___ STORED RECORDS ___
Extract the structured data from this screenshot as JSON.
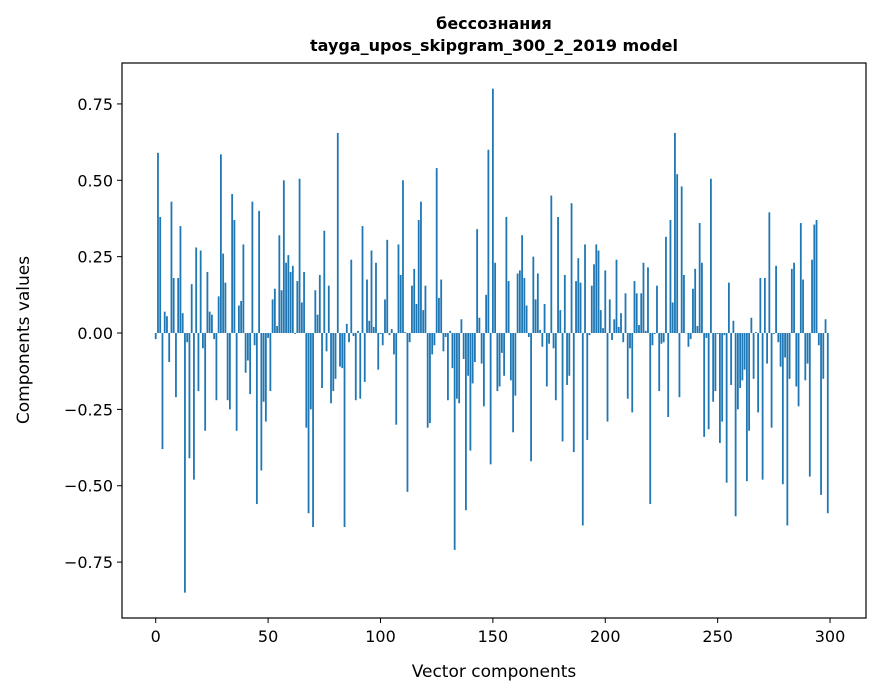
{
  "chart_data": {
    "type": "bar",
    "title": "бессознания",
    "subtitle": "tayga_upos_skipgram_300_2_2019 model",
    "xlabel": "Vector components",
    "ylabel": "Components values",
    "xlim": [
      -15,
      316
    ],
    "ylim": [
      -0.933,
      0.884
    ],
    "xticks": [
      0,
      50,
      100,
      150,
      200,
      250,
      300
    ],
    "xtick_labels": [
      "0",
      "50",
      "100",
      "150",
      "200",
      "250",
      "300"
    ],
    "yticks": [
      0.75,
      0.5,
      0.25,
      0,
      -0.25,
      -0.5,
      -0.75
    ],
    "ytick_labels": [
      "0.75",
      "0.50",
      "0.25",
      "0.00",
      "−0.25",
      "−0.50",
      "−0.75"
    ],
    "grid": false,
    "bar_color": "#1f77b4",
    "values": [
      -0.02,
      0.59,
      0.38,
      -0.38,
      0.07,
      0.055,
      -0.095,
      0.43,
      0.18,
      -0.21,
      0.18,
      0.35,
      0.065,
      -0.85,
      -0.03,
      -0.41,
      0.16,
      -0.48,
      0.28,
      -0.19,
      0.27,
      -0.05,
      -0.32,
      0.2,
      0.07,
      0.06,
      -0.02,
      -0.22,
      0.12,
      0.585,
      0.26,
      0.165,
      -0.22,
      -0.25,
      0.455,
      0.37,
      -0.32,
      0.09,
      0.105,
      0.29,
      -0.13,
      -0.09,
      -0.2,
      0.43,
      -0.04,
      -0.56,
      0.4,
      -0.45,
      -0.225,
      -0.29,
      -0.016,
      -0.19,
      0.11,
      0.145,
      0.023,
      0.32,
      0.14,
      0.5,
      0.23,
      0.255,
      0.2,
      0.22,
      -0.003,
      0.17,
      0.505,
      0.1,
      0.2,
      -0.31,
      -0.59,
      -0.25,
      -0.635,
      0.14,
      0.06,
      0.19,
      -0.18,
      0.335,
      -0.06,
      0.155,
      -0.23,
      -0.19,
      -0.15,
      0.655,
      -0.11,
      -0.115,
      -0.635,
      0.03,
      -0.03,
      0.24,
      -0.01,
      -0.22,
      0.007,
      -0.215,
      0.35,
      -0.16,
      0.175,
      0.04,
      0.27,
      0.02,
      0.23,
      -0.12,
      -0.003,
      -0.04,
      0.11,
      0.305,
      -0.007,
      0.013,
      -0.07,
      -0.3,
      0.29,
      0.19,
      0.5,
      0.003,
      -0.52,
      -0.03,
      0.155,
      0.21,
      0.095,
      0.37,
      0.43,
      0.075,
      0.155,
      -0.31,
      -0.295,
      -0.07,
      -0.04,
      0.54,
      0.115,
      0.175,
      -0.06,
      -0.013,
      -0.22,
      0.007,
      -0.115,
      -0.71,
      -0.215,
      -0.23,
      0.045,
      -0.085,
      -0.58,
      -0.14,
      -0.385,
      -0.165,
      -0.095,
      0.34,
      0.05,
      -0.1,
      -0.24,
      0.125,
      0.6,
      -0.43,
      0.8,
      0.23,
      -0.19,
      -0.175,
      -0.065,
      -0.14,
      0.38,
      0.17,
      -0.155,
      -0.325,
      -0.205,
      0.195,
      0.205,
      0.32,
      0.18,
      0.09,
      -0.013,
      -0.42,
      0.25,
      0.11,
      0.195,
      0.01,
      -0.045,
      0.095,
      -0.175,
      -0.035,
      0.45,
      -0.05,
      -0.22,
      0.38,
      0.075,
      -0.355,
      0.19,
      -0.17,
      -0.14,
      0.425,
      -0.39,
      0.17,
      0.245,
      0.165,
      -0.63,
      0.29,
      -0.35,
      -0.007,
      0.155,
      0.225,
      0.29,
      0.27,
      0.075,
      0.016,
      0.205,
      -0.29,
      0.11,
      -0.023,
      0.045,
      0.24,
      0.02,
      0.065,
      -0.03,
      0.13,
      -0.215,
      -0.05,
      -0.26,
      0.17,
      0.13,
      0.026,
      0.13,
      0.23,
      0.007,
      0.215,
      -0.56,
      -0.04,
      -0.003,
      0.155,
      -0.19,
      -0.035,
      -0.03,
      0.315,
      -0.275,
      0.37,
      0.1,
      0.655,
      0.52,
      -0.21,
      0.48,
      0.19,
      0.0,
      -0.045,
      -0.02,
      0.145,
      0.21,
      0.023,
      0.36,
      0.23,
      -0.34,
      -0.016,
      -0.315,
      0.505,
      -0.225,
      -0.19,
      -0.003,
      -0.36,
      -0.29,
      -0.007,
      -0.49,
      0.165,
      -0.17,
      0.04,
      -0.6,
      -0.25,
      -0.18,
      -0.155,
      -0.12,
      -0.485,
      -0.32,
      0.05,
      -0.15,
      0.003,
      -0.26,
      0.18,
      -0.48,
      0.18,
      -0.1,
      0.395,
      -0.31,
      -0.003,
      0.22,
      -0.03,
      -0.11,
      -0.495,
      -0.08,
      -0.63,
      -0.15,
      0.21,
      0.23,
      -0.175,
      -0.24,
      0.36,
      0.175,
      -0.155,
      -0.1,
      -0.47,
      0.24,
      0.355,
      0.37,
      -0.04,
      -0.53,
      -0.15,
      0.045,
      -0.59
    ]
  }
}
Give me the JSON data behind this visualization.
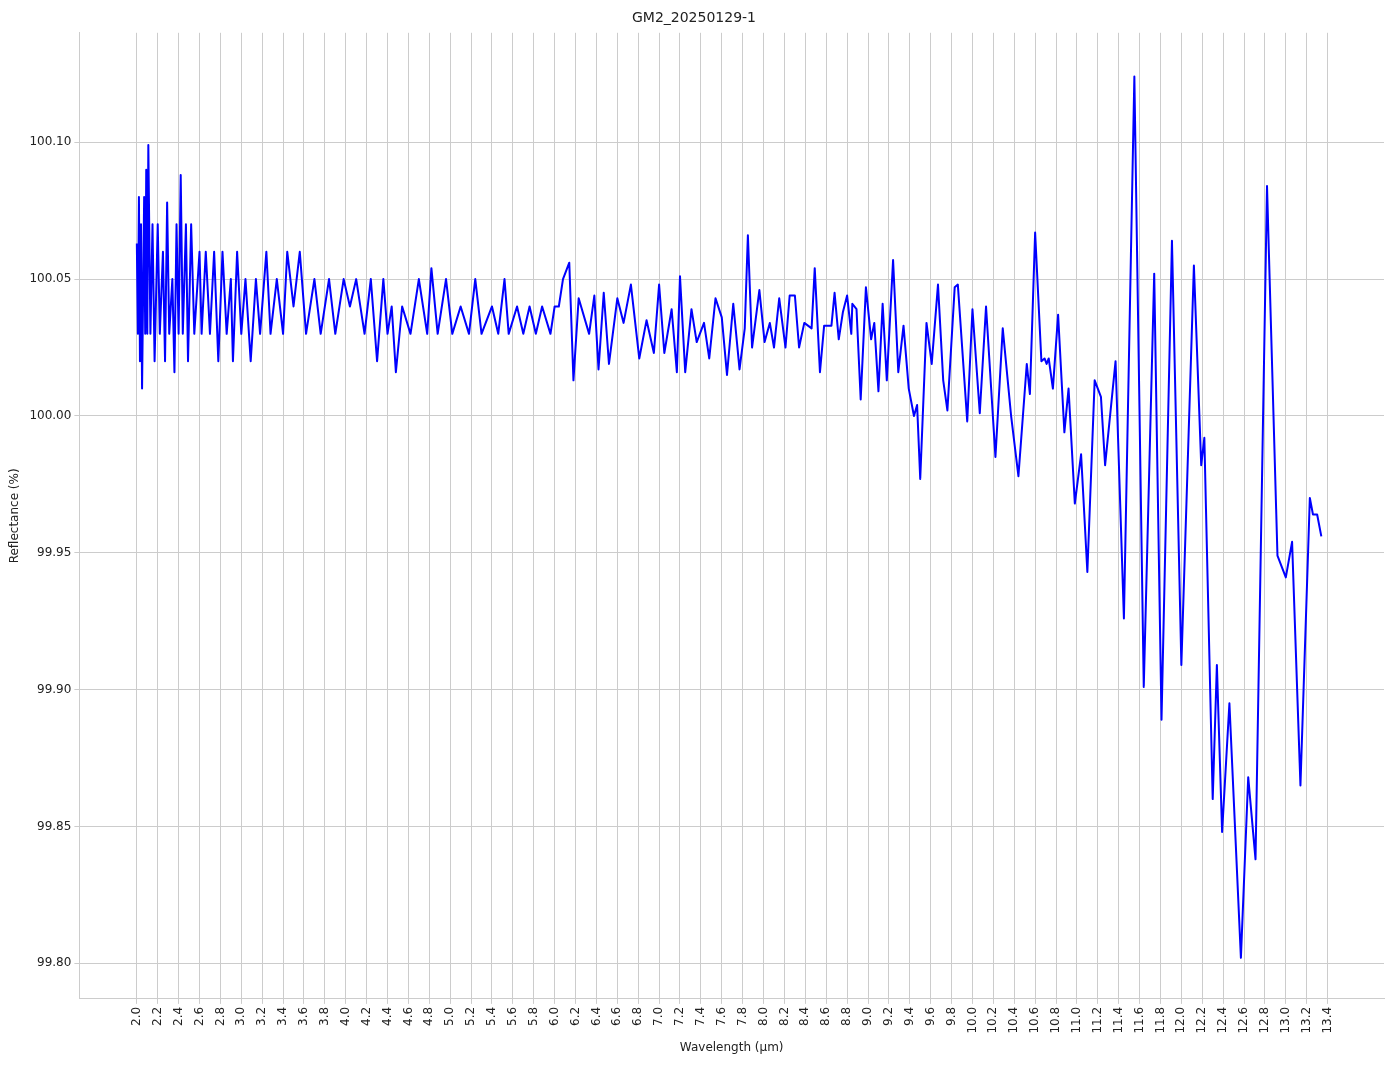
{
  "chart_data": {
    "type": "line",
    "title": "GM2_20250129-1",
    "xlabel": "Wavelength (µm)",
    "ylabel": "Reflectance (%)",
    "xlim": [
      1.45,
      13.94
    ],
    "ylim": [
      99.787,
      100.14
    ],
    "xticks": [
      {
        "value": 2.0,
        "label": "2.0"
      },
      {
        "value": 2.2,
        "label": "2.2"
      },
      {
        "value": 2.4,
        "label": "2.4"
      },
      {
        "value": 2.6,
        "label": "2.6"
      },
      {
        "value": 2.8,
        "label": "2.8"
      },
      {
        "value": 3.0,
        "label": "3.0"
      },
      {
        "value": 3.2,
        "label": "3.2"
      },
      {
        "value": 3.4,
        "label": "3.4"
      },
      {
        "value": 3.6,
        "label": "3.6"
      },
      {
        "value": 3.8,
        "label": "3.8"
      },
      {
        "value": 4.0,
        "label": "4.0"
      },
      {
        "value": 4.2,
        "label": "4.2"
      },
      {
        "value": 4.4,
        "label": "4.4"
      },
      {
        "value": 4.6,
        "label": "4.6"
      },
      {
        "value": 4.8,
        "label": "4.8"
      },
      {
        "value": 5.0,
        "label": "5.0"
      },
      {
        "value": 5.2,
        "label": "5.2"
      },
      {
        "value": 5.4,
        "label": "5.4"
      },
      {
        "value": 5.6,
        "label": "5.6"
      },
      {
        "value": 5.8,
        "label": "5.8"
      },
      {
        "value": 6.0,
        "label": "6.0"
      },
      {
        "value": 6.2,
        "label": "6.2"
      },
      {
        "value": 6.4,
        "label": "6.4"
      },
      {
        "value": 6.6,
        "label": "6.6"
      },
      {
        "value": 6.8,
        "label": "6.8"
      },
      {
        "value": 7.0,
        "label": "7.0"
      },
      {
        "value": 7.2,
        "label": "7.2"
      },
      {
        "value": 7.4,
        "label": "7.4"
      },
      {
        "value": 7.6,
        "label": "7.6"
      },
      {
        "value": 7.8,
        "label": "7.8"
      },
      {
        "value": 8.0,
        "label": "8.0"
      },
      {
        "value": 8.2,
        "label": "8.2"
      },
      {
        "value": 8.4,
        "label": "8.4"
      },
      {
        "value": 8.6,
        "label": "8.6"
      },
      {
        "value": 8.8,
        "label": "8.8"
      },
      {
        "value": 9.0,
        "label": "9.0"
      },
      {
        "value": 9.2,
        "label": "9.2"
      },
      {
        "value": 9.4,
        "label": "9.4"
      },
      {
        "value": 9.6,
        "label": "9.6"
      },
      {
        "value": 9.8,
        "label": "9.8"
      },
      {
        "value": 10.0,
        "label": "10.0"
      },
      {
        "value": 10.2,
        "label": "10.2"
      },
      {
        "value": 10.4,
        "label": "10.4"
      },
      {
        "value": 10.6,
        "label": "10.6"
      },
      {
        "value": 10.8,
        "label": "10.8"
      },
      {
        "value": 11.0,
        "label": "11.0"
      },
      {
        "value": 11.2,
        "label": "11.2"
      },
      {
        "value": 11.4,
        "label": "11.4"
      },
      {
        "value": 11.6,
        "label": "11.6"
      },
      {
        "value": 11.8,
        "label": "11.8"
      },
      {
        "value": 12.0,
        "label": "12.0"
      },
      {
        "value": 12.2,
        "label": "12.2"
      },
      {
        "value": 12.4,
        "label": "12.4"
      },
      {
        "value": 12.6,
        "label": "12.6"
      },
      {
        "value": 12.8,
        "label": "12.8"
      },
      {
        "value": 13.0,
        "label": "13.0"
      },
      {
        "value": 13.2,
        "label": "13.2"
      },
      {
        "value": 13.4,
        "label": "13.4"
      }
    ],
    "yticks": [
      {
        "value": 99.8,
        "label": "99.80"
      },
      {
        "value": 99.85,
        "label": "99.85"
      },
      {
        "value": 99.9,
        "label": "99.90"
      },
      {
        "value": 99.95,
        "label": "99.95"
      },
      {
        "value": 100.0,
        "label": "100.00"
      },
      {
        "value": 100.05,
        "label": "100.05"
      },
      {
        "value": 100.1,
        "label": "100.10"
      }
    ],
    "grid": true,
    "legend": false,
    "marker": "none",
    "line_style": "solid",
    "series": [
      {
        "color": "#0000ff",
        "x": [
          2.0,
          2.01,
          2.02,
          2.03,
          2.04,
          2.05,
          2.07,
          2.08,
          2.09,
          2.1,
          2.11,
          2.13,
          2.15,
          2.17,
          2.2,
          2.22,
          2.25,
          2.27,
          2.29,
          2.31,
          2.34,
          2.36,
          2.38,
          2.4,
          2.42,
          2.44,
          2.47,
          2.49,
          2.52,
          2.55,
          2.6,
          2.62,
          2.66,
          2.7,
          2.74,
          2.78,
          2.82,
          2.86,
          2.9,
          2.92,
          2.96,
          3.0,
          3.04,
          3.09,
          3.14,
          3.18,
          3.24,
          3.28,
          3.34,
          3.4,
          3.44,
          3.5,
          3.56,
          3.62,
          3.7,
          3.76,
          3.84,
          3.9,
          3.98,
          4.04,
          4.1,
          4.18,
          4.24,
          4.3,
          4.36,
          4.4,
          4.44,
          4.48,
          4.54,
          4.62,
          4.7,
          4.78,
          4.82,
          4.88,
          4.96,
          5.02,
          5.1,
          5.18,
          5.24,
          5.3,
          5.4,
          5.46,
          5.52,
          5.56,
          5.64,
          5.7,
          5.76,
          5.82,
          5.88,
          5.96,
          6.0,
          6.04,
          6.08,
          6.14,
          6.18,
          6.23,
          6.33,
          6.38,
          6.42,
          6.47,
          6.52,
          6.6,
          6.66,
          6.73,
          6.81,
          6.88,
          6.95,
          7.0,
          7.05,
          7.12,
          7.17,
          7.2,
          7.25,
          7.31,
          7.36,
          7.43,
          7.48,
          7.54,
          7.6,
          7.65,
          7.71,
          7.77,
          7.82,
          7.85,
          7.89,
          7.96,
          8.01,
          8.06,
          8.1,
          8.15,
          8.21,
          8.25,
          8.3,
          8.34,
          8.39,
          8.46,
          8.49,
          8.54,
          8.58,
          8.65,
          8.68,
          8.72,
          8.76,
          8.8,
          8.84,
          8.85,
          8.89,
          8.93,
          8.98,
          9.03,
          9.06,
          9.1,
          9.14,
          9.18,
          9.24,
          9.29,
          9.34,
          9.39,
          9.44,
          9.47,
          9.5,
          9.56,
          9.61,
          9.67,
          9.72,
          9.76,
          9.83,
          9.86,
          9.95,
          10.0,
          10.07,
          10.13,
          10.22,
          10.29,
          10.37,
          10.44,
          10.52,
          10.55,
          10.6,
          10.66,
          10.69,
          10.71,
          10.73,
          10.77,
          10.82,
          10.88,
          10.92,
          10.98,
          11.04,
          11.1,
          11.17,
          11.23,
          11.27,
          11.37,
          11.45,
          11.55,
          11.64,
          11.74,
          11.81,
          11.91,
          12.0,
          12.12,
          12.19,
          12.22,
          12.3,
          12.34,
          12.39,
          12.46,
          12.57,
          12.64,
          12.71,
          12.82,
          12.92,
          13.0,
          13.06,
          13.14,
          13.23,
          13.26,
          13.3,
          13.34
        ],
        "values": [
          100.063,
          100.03,
          100.08,
          100.02,
          100.07,
          100.01,
          100.08,
          100.03,
          100.09,
          100.03,
          100.099,
          100.03,
          100.07,
          100.02,
          100.07,
          100.03,
          100.06,
          100.02,
          100.078,
          100.03,
          100.05,
          100.016,
          100.07,
          100.03,
          100.088,
          100.03,
          100.07,
          100.02,
          100.07,
          100.03,
          100.06,
          100.03,
          100.06,
          100.03,
          100.06,
          100.02,
          100.06,
          100.03,
          100.05,
          100.02,
          100.06,
          100.03,
          100.05,
          100.02,
          100.05,
          100.03,
          100.06,
          100.03,
          100.05,
          100.03,
          100.06,
          100.04,
          100.06,
          100.03,
          100.05,
          100.03,
          100.05,
          100.03,
          100.05,
          100.04,
          100.05,
          100.03,
          100.05,
          100.02,
          100.05,
          100.03,
          100.04,
          100.016,
          100.04,
          100.03,
          100.05,
          100.03,
          100.054,
          100.03,
          100.05,
          100.03,
          100.04,
          100.03,
          100.05,
          100.03,
          100.04,
          100.03,
          100.05,
          100.03,
          100.04,
          100.03,
          100.04,
          100.03,
          100.04,
          100.03,
          100.04,
          100.04,
          100.05,
          100.056,
          100.013,
          100.043,
          100.03,
          100.044,
          100.017,
          100.045,
          100.019,
          100.043,
          100.034,
          100.048,
          100.021,
          100.035,
          100.023,
          100.048,
          100.023,
          100.039,
          100.016,
          100.051,
          100.016,
          100.039,
          100.027,
          100.034,
          100.021,
          100.043,
          100.036,
          100.015,
          100.041,
          100.017,
          100.032,
          100.066,
          100.025,
          100.046,
          100.027,
          100.034,
          100.025,
          100.043,
          100.025,
          100.044,
          100.044,
          100.025,
          100.034,
          100.032,
          100.054,
          100.016,
          100.033,
          100.033,
          100.045,
          100.028,
          100.038,
          100.044,
          100.03,
          100.041,
          100.039,
          100.006,
          100.047,
          100.028,
          100.034,
          100.009,
          100.041,
          100.013,
          100.057,
          100.016,
          100.033,
          100.01,
          100.0,
          100.004,
          99.977,
          100.034,
          100.019,
          100.048,
          100.013,
          100.002,
          100.047,
          100.048,
          99.998,
          100.039,
          100.001,
          100.04,
          99.985,
          100.032,
          100.0,
          99.978,
          100.019,
          100.008,
          100.067,
          100.02,
          100.021,
          100.019,
          100.021,
          100.01,
          100.037,
          99.994,
          100.01,
          99.968,
          99.986,
          99.943,
          100.013,
          100.007,
          99.982,
          100.02,
          99.926,
          100.124,
          99.901,
          100.052,
          99.889,
          100.064,
          99.909,
          100.055,
          99.982,
          99.992,
          99.86,
          99.909,
          99.848,
          99.895,
          99.802,
          99.868,
          99.838,
          100.084,
          99.949,
          99.941,
          99.954,
          99.865,
          99.97,
          99.964,
          99.964,
          99.956
        ]
      }
    ]
  }
}
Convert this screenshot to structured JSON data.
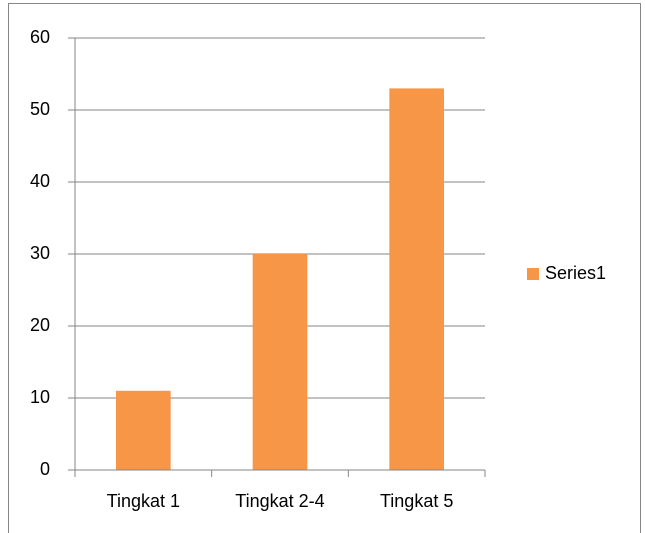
{
  "chart_data": {
    "type": "bar",
    "categories": [
      "Tingkat 1",
      "Tingkat 2-4",
      "Tingkat 5"
    ],
    "series": [
      {
        "name": "Series1",
        "color": "#f79646",
        "values": [
          11,
          30,
          53
        ]
      }
    ],
    "ylim": [
      0,
      60
    ],
    "yticks": [
      0,
      10,
      20,
      30,
      40,
      50,
      60
    ],
    "grid": true,
    "legend": "right"
  }
}
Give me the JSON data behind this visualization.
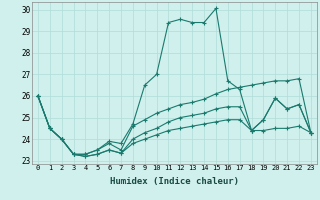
___
• **WRITTEN PROBLEM**:
Repeat exactly the lines from the one containing "Convert this screenshot" to the last line of the records above, including both, and leave out any pictures.

• **EXERCISE RESULT**:
Convert this screenshot to structured JSON data.
{
  "chart_data": {
    "type": "bar",
    "categories": [
      "Tingkat 1",
      "Tingkat 2-4",
      "Tingkat 5"
    ],
    "series": [
      {
        "name": "Series1",
        "color": "#f79646",
        "values": [
          11,
          30,
          53
        ]
      }
    ],
    "ylim": [
      0,
      60
    ],
    "yticks": [
      0,
      10,
      20,
      30,
      40,
      50,
      60
    ],
    "grid": true,
    "legend": "right"
  }
}
Give me the JSON data behind this visualization.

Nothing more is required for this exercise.